— BRIEF —
Skip every picture and transcribe the remaining material exactly.

— MATERIAL SHOWN —
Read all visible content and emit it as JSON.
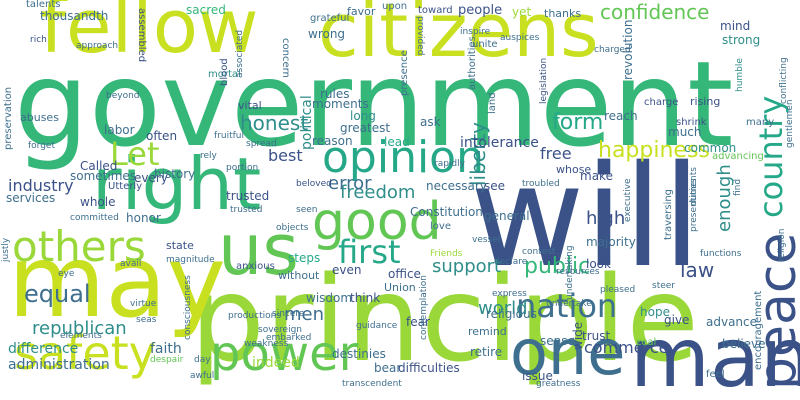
{
  "cloud": {
    "words": [
      "will",
      "government",
      "fellow",
      "citizens",
      "principle",
      "may",
      "man",
      "one",
      "us",
      "right",
      "power",
      "safety",
      "peace",
      "good",
      "opinion",
      "others",
      "nation",
      "Let",
      "first",
      "country",
      "honest",
      "form",
      "confidence",
      "public",
      "support",
      "law",
      "freedom",
      "world",
      "equal",
      "happiness",
      "liberty",
      "enough",
      "error",
      "men",
      "republican",
      "commerce",
      "industry",
      "high",
      "free",
      "best",
      "administration",
      "difference",
      "faith",
      "sacred",
      "favor",
      "people",
      "yet",
      "thanks",
      "upon",
      "toward",
      "talents",
      "thousandth",
      "assembled",
      "grateful",
      "mortal",
      "concern",
      "wrong",
      "rules",
      "political",
      "long",
      "moments",
      "greatest",
      "reason",
      "lead",
      "intolerance",
      "ask",
      "reach",
      "much",
      "mind",
      "strong",
      "rising",
      "charge",
      "humble",
      "many",
      "common",
      "advancing",
      "shrink",
      "Called",
      "history",
      "labor",
      "often",
      "sometimes",
      "services",
      "Utterly",
      "every",
      "whole",
      "honor",
      "state",
      "trusted",
      "steps",
      "even",
      "office",
      "majority",
      "look",
      "Constitution",
      "general",
      "make",
      "necessary",
      "see",
      "think",
      "wisdom",
      "fear",
      "indeed",
      "destinies",
      "difficulties",
      "bear",
      "issue",
      "retire",
      "sense",
      "trust",
      "hope",
      "advance",
      "give",
      "remind",
      "zeal",
      "wide",
      "Union",
      "religious",
      "encouragement",
      "believe",
      "feel",
      "preservation",
      "abuses",
      "beyond",
      "approach",
      "rich",
      "provided",
      "inspire",
      "auspices",
      "legislation",
      "charged",
      "revolution",
      "whose",
      "troubled",
      "presence",
      "unite",
      "authorities",
      "land",
      "vital",
      "blood",
      "associated",
      "spread",
      "portion",
      "rely",
      "forget",
      "fruitful",
      "justly",
      "committed",
      "beloved",
      "seen",
      "trusted",
      "magnitude",
      "objects",
      "without",
      "anxious",
      "sincere",
      "sovereign",
      "productions",
      "weakness",
      "embarked",
      "guidance",
      "contemplation",
      "Friends",
      "express",
      "declare",
      "contest",
      "vessel",
      "executive",
      "pleased",
      "resources",
      "undertake",
      "undertaking",
      "presentiments",
      "find",
      "functions",
      "traversing",
      "duties",
      "religion",
      "gentlemen",
      "conflicting",
      "eye",
      "avail",
      "virtue",
      "consciousness",
      "seas",
      "elements",
      "despair",
      "awful",
      "day",
      "transcendent",
      "greatness",
      "steer",
      "rapidly",
      "love"
    ]
  }
}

— ANSWER FOR THE TASK —
Read all visible content and emit it as JSON.
{
  "cloud": {
    "words": [
      "will",
      "government",
      "fellow",
      "citizens",
      "principle",
      "may",
      "man",
      "one",
      "us",
      "right",
      "power",
      "safety",
      "peace",
      "good",
      "opinion",
      "others",
      "nation",
      "Let",
      "first",
      "country",
      "honest",
      "form",
      "confidence",
      "public",
      "support",
      "law",
      "freedom",
      "world",
      "equal",
      "happiness",
      "liberty",
      "enough",
      "error",
      "men",
      "republican",
      "commerce",
      "industry",
      "high",
      "free",
      "best",
      "administration",
      "difference",
      "faith",
      "sacred",
      "favor",
      "people",
      "yet",
      "thanks",
      "upon",
      "toward",
      "talents",
      "thousandth",
      "assembled",
      "grateful",
      "mortal",
      "concern",
      "wrong",
      "rules",
      "political",
      "long",
      "moments",
      "greatest",
      "reason",
      "lead",
      "intolerance",
      "ask",
      "reach",
      "much",
      "mind",
      "strong",
      "rising",
      "charge",
      "humble",
      "many",
      "common",
      "advancing",
      "shrink",
      "Called",
      "history",
      "labor",
      "often",
      "sometimes",
      "services",
      "Utterly",
      "every",
      "whole",
      "honor",
      "state",
      "trusted",
      "steps",
      "even",
      "office",
      "majority",
      "look",
      "Constitution",
      "general",
      "make",
      "necessary",
      "see",
      "think",
      "wisdom",
      "fear",
      "indeed",
      "destinies",
      "difficulties",
      "bear",
      "issue",
      "retire",
      "sense",
      "trust",
      "hope",
      "advance",
      "give",
      "remind",
      "zeal",
      "wide",
      "Union",
      "religious",
      "encouragement",
      "believe",
      "feel",
      "preservation",
      "abuses",
      "beyond",
      "approach",
      "rich",
      "provided",
      "inspire",
      "auspices",
      "legislation",
      "charged",
      "revolution",
      "whose",
      "troubled",
      "presence",
      "unite",
      "authorities",
      "land",
      "vital",
      "blood",
      "associated",
      "spread",
      "portion",
      "rely",
      "forget",
      "fruitful",
      "justly",
      "committed",
      "beloved",
      "seen",
      "trusted",
      "magnitude",
      "objects",
      "without",
      "anxious",
      "sincere",
      "sovereign",
      "productions",
      "weakness",
      "embarked",
      "guidance",
      "contemplation",
      "Friends",
      "express",
      "declare",
      "contest",
      "vessel",
      "executive",
      "pleased",
      "resources",
      "undertake",
      "undertaking",
      "presentiments",
      "find",
      "functions",
      "traversing",
      "duties",
      "religion",
      "gentlemen",
      "conflicting",
      "eye",
      "avail",
      "virtue",
      "consciousness",
      "seas",
      "elements",
      "despair",
      "awful",
      "day",
      "transcendent",
      "greatness",
      "steer",
      "rapidly",
      "love"
    ]
  }
}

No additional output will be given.